# PROVIDED DATA

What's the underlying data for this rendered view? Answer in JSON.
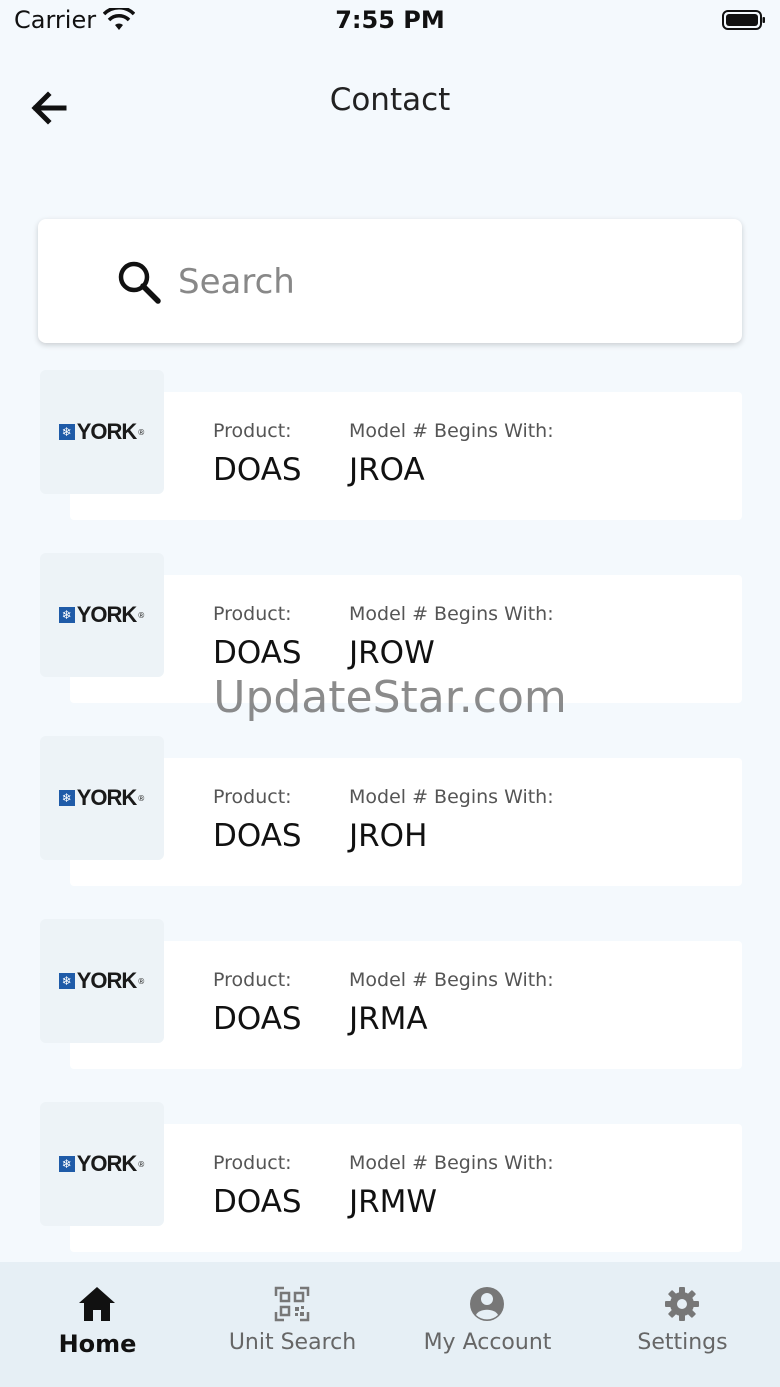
{
  "status_bar": {
    "carrier": "Carrier",
    "time": "7:55 PM"
  },
  "header": {
    "title": "Contact"
  },
  "search": {
    "placeholder": "Search"
  },
  "items": [
    {
      "brand": "YORK",
      "product_label": "Product:",
      "product": "DOAS",
      "model_label": "Model # Begins With:",
      "model": "JROA"
    },
    {
      "brand": "YORK",
      "product_label": "Product:",
      "product": "DOAS",
      "model_label": "Model # Begins With:",
      "model": "JROW"
    },
    {
      "brand": "YORK",
      "product_label": "Product:",
      "product": "DOAS",
      "model_label": "Model # Begins With:",
      "model": "JROH"
    },
    {
      "brand": "YORK",
      "product_label": "Product:",
      "product": "DOAS",
      "model_label": "Model # Begins With:",
      "model": "JRMA"
    },
    {
      "brand": "YORK",
      "product_label": "Product:",
      "product": "DOAS",
      "model_label": "Model # Begins With:",
      "model": "JRMW"
    }
  ],
  "watermark": "UpdateStar.com",
  "tabs": [
    {
      "label": "Home",
      "icon": "home-icon",
      "active": true
    },
    {
      "label": "Unit Search",
      "icon": "qr-code-icon",
      "active": false
    },
    {
      "label": "My Account",
      "icon": "account-icon",
      "active": false
    },
    {
      "label": "Settings",
      "icon": "gear-icon",
      "active": false
    }
  ],
  "colors": {
    "background": "#f4f9fd",
    "tabbar": "#e6eff5",
    "york_blue": "#1f5ba8"
  }
}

# YOUR TASK
Repeat the material verbatim. Do not carry over any picture.

# ANSWER TO THE EXERCISE
What's the underlying data for this rendered view? Answer in JSON.
{
  "status_bar": {
    "carrier": "Carrier",
    "time": "7:55 PM"
  },
  "header": {
    "title": "Contact"
  },
  "search": {
    "placeholder": "Search"
  },
  "items": [
    {
      "brand": "YORK",
      "product_label": "Product:",
      "product": "DOAS",
      "model_label": "Model # Begins With:",
      "model": "JROA"
    },
    {
      "brand": "YORK",
      "product_label": "Product:",
      "product": "DOAS",
      "model_label": "Model # Begins With:",
      "model": "JROW"
    },
    {
      "brand": "YORK",
      "product_label": "Product:",
      "product": "DOAS",
      "model_label": "Model # Begins With:",
      "model": "JROH"
    },
    {
      "brand": "YORK",
      "product_label": "Product:",
      "product": "DOAS",
      "model_label": "Model # Begins With:",
      "model": "JRMA"
    },
    {
      "brand": "YORK",
      "product_label": "Product:",
      "product": "DOAS",
      "model_label": "Model # Begins With:",
      "model": "JRMW"
    }
  ],
  "watermark": "UpdateStar.com",
  "tabs": [
    {
      "label": "Home",
      "icon": "home-icon",
      "active": true
    },
    {
      "label": "Unit Search",
      "icon": "qr-code-icon",
      "active": false
    },
    {
      "label": "My Account",
      "icon": "account-icon",
      "active": false
    },
    {
      "label": "Settings",
      "icon": "gear-icon",
      "active": false
    }
  ],
  "colors": {
    "background": "#f4f9fd",
    "tabbar": "#e6eff5",
    "york_blue": "#1f5ba8"
  }
}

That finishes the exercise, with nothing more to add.